* _Set exercise_
Copy out the entries in full and with complete accuracy; pictures are excluded.

>> BEGIN Entries provided

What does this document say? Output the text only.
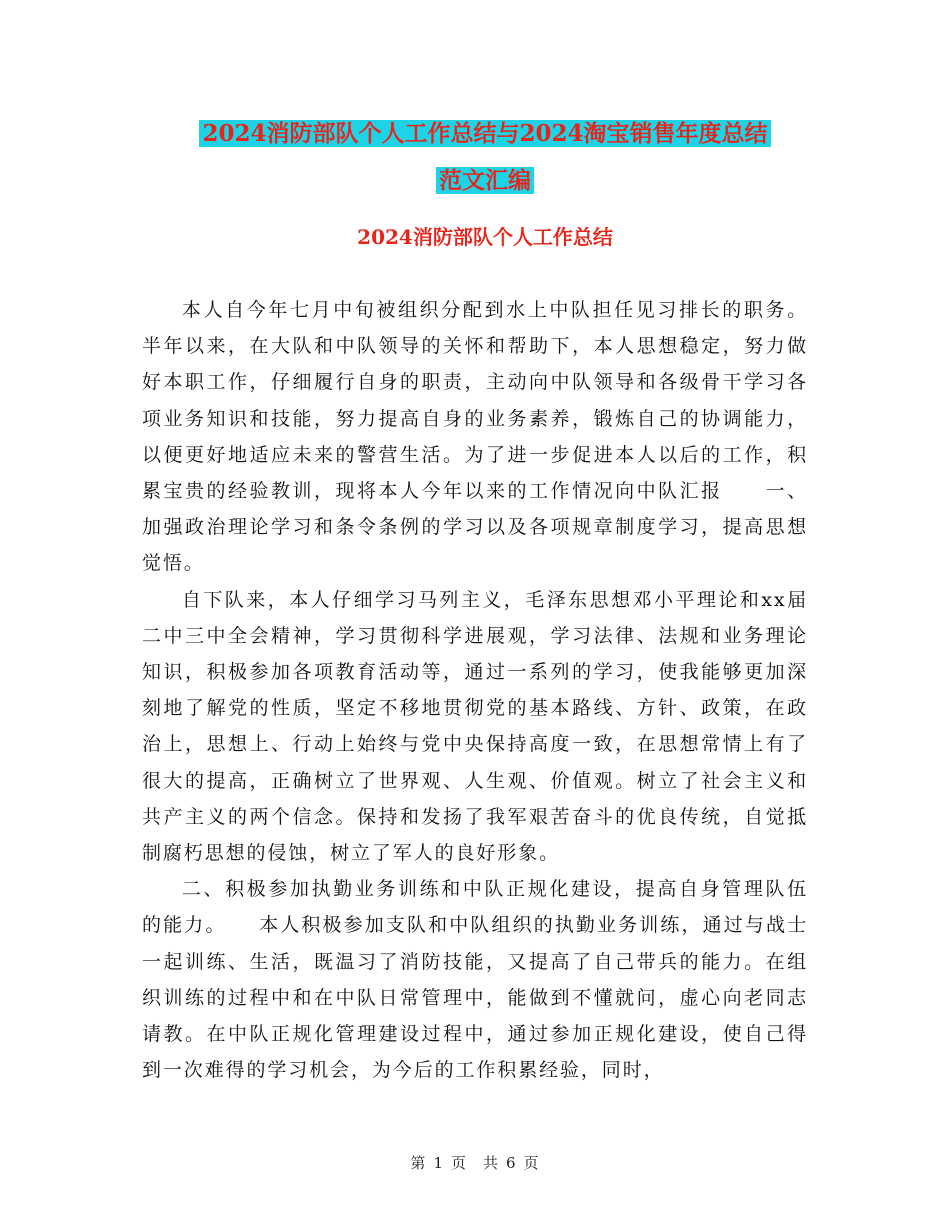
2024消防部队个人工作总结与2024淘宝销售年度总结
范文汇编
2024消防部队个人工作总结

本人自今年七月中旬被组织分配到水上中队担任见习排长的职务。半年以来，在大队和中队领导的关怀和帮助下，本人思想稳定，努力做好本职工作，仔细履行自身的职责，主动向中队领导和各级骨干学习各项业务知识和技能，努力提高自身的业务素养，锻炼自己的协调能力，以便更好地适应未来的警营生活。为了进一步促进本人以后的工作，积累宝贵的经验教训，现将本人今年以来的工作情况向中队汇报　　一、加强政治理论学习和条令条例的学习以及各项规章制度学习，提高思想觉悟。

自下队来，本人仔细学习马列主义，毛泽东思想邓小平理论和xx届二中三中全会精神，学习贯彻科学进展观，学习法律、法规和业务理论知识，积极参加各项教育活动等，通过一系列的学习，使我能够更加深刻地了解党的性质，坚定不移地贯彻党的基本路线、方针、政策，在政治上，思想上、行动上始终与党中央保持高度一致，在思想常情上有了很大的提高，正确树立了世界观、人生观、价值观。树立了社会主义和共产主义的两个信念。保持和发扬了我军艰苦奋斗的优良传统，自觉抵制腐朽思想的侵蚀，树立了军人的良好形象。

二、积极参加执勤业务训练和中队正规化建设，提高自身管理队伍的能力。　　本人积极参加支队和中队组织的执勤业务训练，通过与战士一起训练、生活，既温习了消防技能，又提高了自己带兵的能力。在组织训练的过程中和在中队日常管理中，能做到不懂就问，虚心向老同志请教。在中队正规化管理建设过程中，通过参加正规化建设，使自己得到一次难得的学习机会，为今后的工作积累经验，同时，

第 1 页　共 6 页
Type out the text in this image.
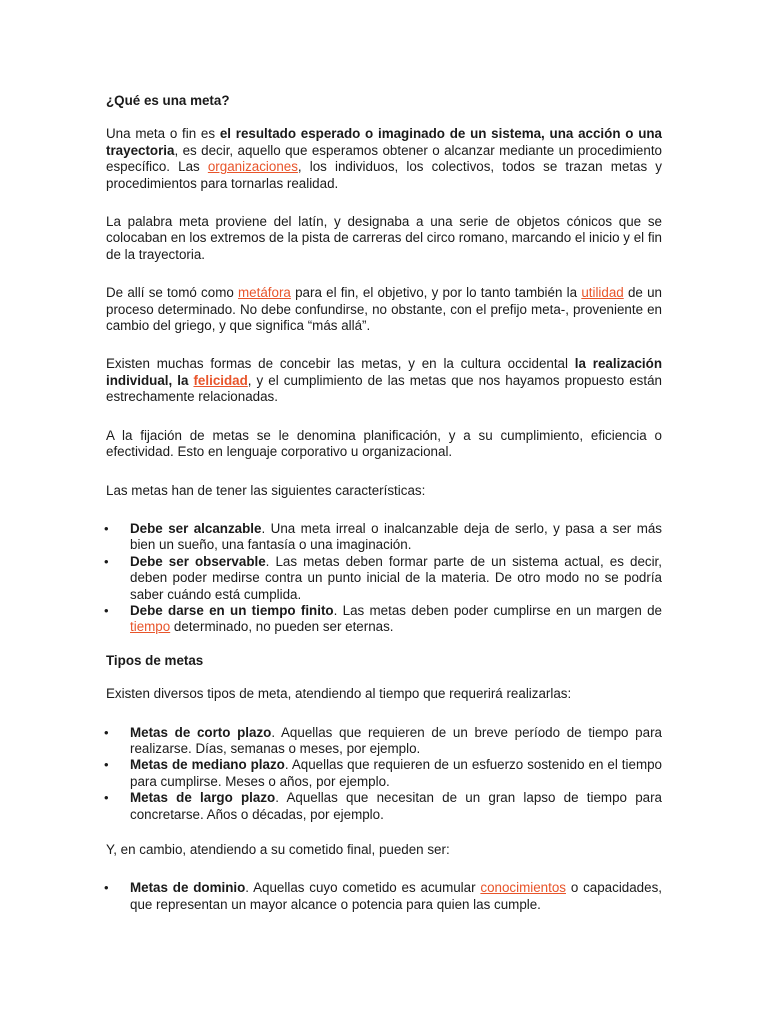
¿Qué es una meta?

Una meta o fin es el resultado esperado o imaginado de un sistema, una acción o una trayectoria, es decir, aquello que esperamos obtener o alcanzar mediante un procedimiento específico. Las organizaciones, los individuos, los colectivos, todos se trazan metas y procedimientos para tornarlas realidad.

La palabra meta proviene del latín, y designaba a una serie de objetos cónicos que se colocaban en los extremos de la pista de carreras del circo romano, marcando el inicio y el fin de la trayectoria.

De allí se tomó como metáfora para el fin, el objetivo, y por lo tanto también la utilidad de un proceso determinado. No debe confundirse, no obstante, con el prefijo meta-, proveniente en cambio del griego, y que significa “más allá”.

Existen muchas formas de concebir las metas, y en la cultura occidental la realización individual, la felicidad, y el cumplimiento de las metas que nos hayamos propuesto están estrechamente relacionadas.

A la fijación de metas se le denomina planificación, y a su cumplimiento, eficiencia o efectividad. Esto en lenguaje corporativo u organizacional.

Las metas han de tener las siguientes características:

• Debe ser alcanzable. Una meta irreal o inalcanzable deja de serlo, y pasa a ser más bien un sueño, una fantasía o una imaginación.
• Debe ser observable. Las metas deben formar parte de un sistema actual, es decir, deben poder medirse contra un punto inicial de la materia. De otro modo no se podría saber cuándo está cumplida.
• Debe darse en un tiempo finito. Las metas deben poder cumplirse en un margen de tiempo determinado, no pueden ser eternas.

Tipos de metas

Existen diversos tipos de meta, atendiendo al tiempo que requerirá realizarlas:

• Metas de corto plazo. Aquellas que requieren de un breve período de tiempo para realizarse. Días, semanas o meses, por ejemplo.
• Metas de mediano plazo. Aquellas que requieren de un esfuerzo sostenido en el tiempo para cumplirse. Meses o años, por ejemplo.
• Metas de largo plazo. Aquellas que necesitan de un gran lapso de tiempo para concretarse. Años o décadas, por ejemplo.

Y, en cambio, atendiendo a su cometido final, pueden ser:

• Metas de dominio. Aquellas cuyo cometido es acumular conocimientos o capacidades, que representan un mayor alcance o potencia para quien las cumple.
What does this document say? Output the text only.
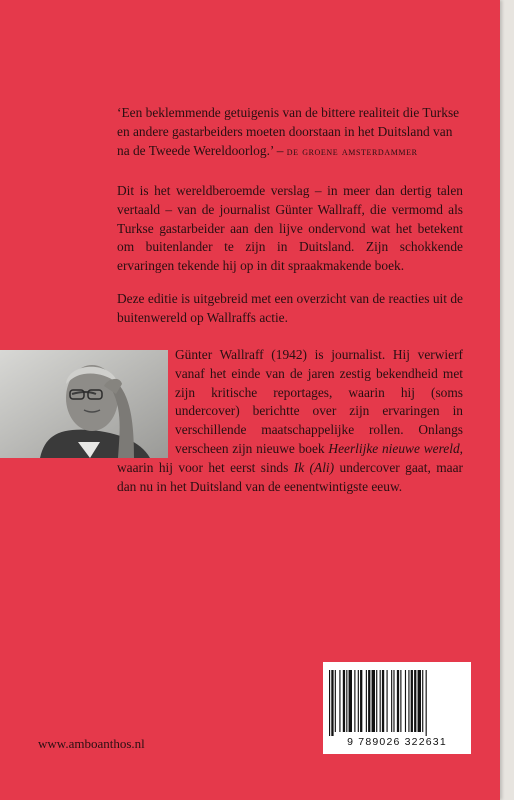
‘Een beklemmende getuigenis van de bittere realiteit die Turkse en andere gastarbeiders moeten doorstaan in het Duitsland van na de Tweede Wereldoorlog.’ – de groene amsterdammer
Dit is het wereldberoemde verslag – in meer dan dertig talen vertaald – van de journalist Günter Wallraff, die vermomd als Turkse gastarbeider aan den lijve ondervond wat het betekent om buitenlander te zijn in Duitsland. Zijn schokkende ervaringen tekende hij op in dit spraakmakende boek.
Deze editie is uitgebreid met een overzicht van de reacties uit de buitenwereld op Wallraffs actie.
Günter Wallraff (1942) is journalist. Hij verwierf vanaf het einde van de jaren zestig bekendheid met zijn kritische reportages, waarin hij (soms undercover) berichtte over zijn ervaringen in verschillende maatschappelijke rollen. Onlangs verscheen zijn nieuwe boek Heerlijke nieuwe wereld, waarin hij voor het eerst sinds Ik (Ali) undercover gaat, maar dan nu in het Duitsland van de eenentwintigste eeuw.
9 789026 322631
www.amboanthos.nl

>> END Entries provided

* _Exercise answer_
What does this document say? Output the text only.
2024消防部队个人工作总结与2024淘宝销售年度总结
范文汇编
2024消防部队个人工作总结

本人自今年七月中旬被组织分配到水上中队担任见习排长的职务。半年以来，在大队和中队领导的关怀和帮助下，本人思想稳定，努力做好本职工作，仔细履行自身的职责，主动向中队领导和各级骨干学习各项业务知识和技能，努力提高自身的业务素养，锻炼自己的协调能力，以便更好地适应未来的警营生活。为了进一步促进本人以后的工作，积累宝贵的经验教训，现将本人今年以来的工作情况向中队汇报　　一、加强政治理论学习和条令条例的学习以及各项规章制度学习，提高思想觉悟。

自下队来，本人仔细学习马列主义，毛泽东思想邓小平理论和xx届二中三中全会精神，学习贯彻科学进展观，学习法律、法规和业务理论知识，积极参加各项教育活动等，通过一系列的学习，使我能够更加深刻地了解党的性质，坚定不移地贯彻党的基本路线、方针、政策，在政治上，思想上、行动上始终与党中央保持高度一致，在思想常情上有了很大的提高，正确树立了世界观、人生观、价值观。树立了社会主义和共产主义的两个信念。保持和发扬了我军艰苦奋斗的优良传统，自觉抵制腐朽思想的侵蚀，树立了军人的良好形象。

二、积极参加执勤业务训练和中队正规化建设，提高自身管理队伍的能力。　　本人积极参加支队和中队组织的执勤业务训练，通过与战士一起训练、生活，既温习了消防技能，又提高了自己带兵的能力。在组织训练的过程中和在中队日常管理中，能做到不懂就问，虚心向老同志请教。在中队正规化管理建设过程中，通过参加正规化建设，使自己得到一次难得的学习机会，为今后的工作积累经验，同时，

第 1 页　共 6 页
Type out the text in this image.
¿Qué es una meta?

Una meta o fin es el resultado esperado o imaginado de un sistema, una acción o una trayectoria, es decir, aquello que esperamos obtener o alcanzar mediante un procedimiento específico. Las organizaciones, los individuos, los colectivos, todos se trazan metas y procedimientos para tornarlas realidad.

La palabra meta proviene del latín, y designaba a una serie de objetos cónicos que se colocaban en los extremos de la pista de carreras del circo romano, marcando el inicio y el fin de la trayectoria.

De allí se tomó como metáfora para el fin, el objetivo, y por lo tanto también la utilidad de un proceso determinado. No debe confundirse, no obstante, con el prefijo meta-, proveniente en cambio del griego, y que significa “más allá”.

Existen muchas formas de concebir las metas, y en la cultura occidental la realización individual, la felicidad, y el cumplimiento de las metas que nos hayamos propuesto están estrechamente relacionadas.

A la fijación de metas se le denomina planificación, y a su cumplimiento, eficiencia o efectividad. Esto en lenguaje corporativo u organizacional.

Las metas han de tener las siguientes características:

• Debe ser alcanzable. Una meta irreal o inalcanzable deja de serlo, y pasa a ser más bien un sueño, una fantasía o una imaginación.
• Debe ser observable. Las metas deben formar parte de un sistema actual, es decir, deben poder medirse contra un punto inicial de la materia. De otro modo no se podría saber cuándo está cumplida.
• Debe darse en un tiempo finito. Las metas deben poder cumplirse en un margen de tiempo determinado, no pueden ser eternas.

Tipos de metas

Existen diversos tipos de meta, atendiendo al tiempo que requerirá realizarlas:

• Metas de corto plazo. Aquellas que requieren de un breve período de tiempo para realizarse. Días, semanas o meses, por ejemplo.
• Metas de mediano plazo. Aquellas que requieren de un esfuerzo sostenido en el tiempo para cumplirse. Meses o años, por ejemplo.
• Metas de largo plazo. Aquellas que necesitan de un gran lapso de tiempo para concretarse. Años o décadas, por ejemplo.

Y, en cambio, atendiendo a su cometido final, pueden ser:

• Metas de dominio. Aquellas cuyo cometido es acumular conocimientos o capacidades, que representan un mayor alcance o potencia para quien las cumple.
What does this document say? Output the text only.
‘Een beklemmende getuigenis van de bittere realiteit die Turkse en andere gastarbeiders moeten doorstaan in het Duitsland van na de Tweede Wereldoorlog.’ – de groene amsterdammer
Dit is het wereldberoemde verslag – in meer dan dertig talen vertaald – van de journalist Günter Wallraff, die vermomd als Turkse gastarbeider aan den lijve ondervond wat het betekent om buitenlander te zijn in Duitsland. Zijn schokkende ervaringen tekende hij op in dit spraakmakende boek.
Deze editie is uitgebreid met een overzicht van de reacties uit de buitenwereld op Wallraffs actie.
Günter Wallraff (1942) is journalist. Hij verwierf vanaf het einde van de jaren zestig bekendheid met zijn kritische reportages, waarin hij (soms undercover) berichtte over zijn ervaringen in verschillende maatschappelijke rollen. Onlangs verscheen zijn nieuwe boek Heerlijke nieuwe wereld, waarin hij voor het eerst sinds Ik (Ali) undercover gaat, maar dan nu in het Duitsland van de eenentwintigste eeuw.
9 789026 322631
www.amboanthos.nl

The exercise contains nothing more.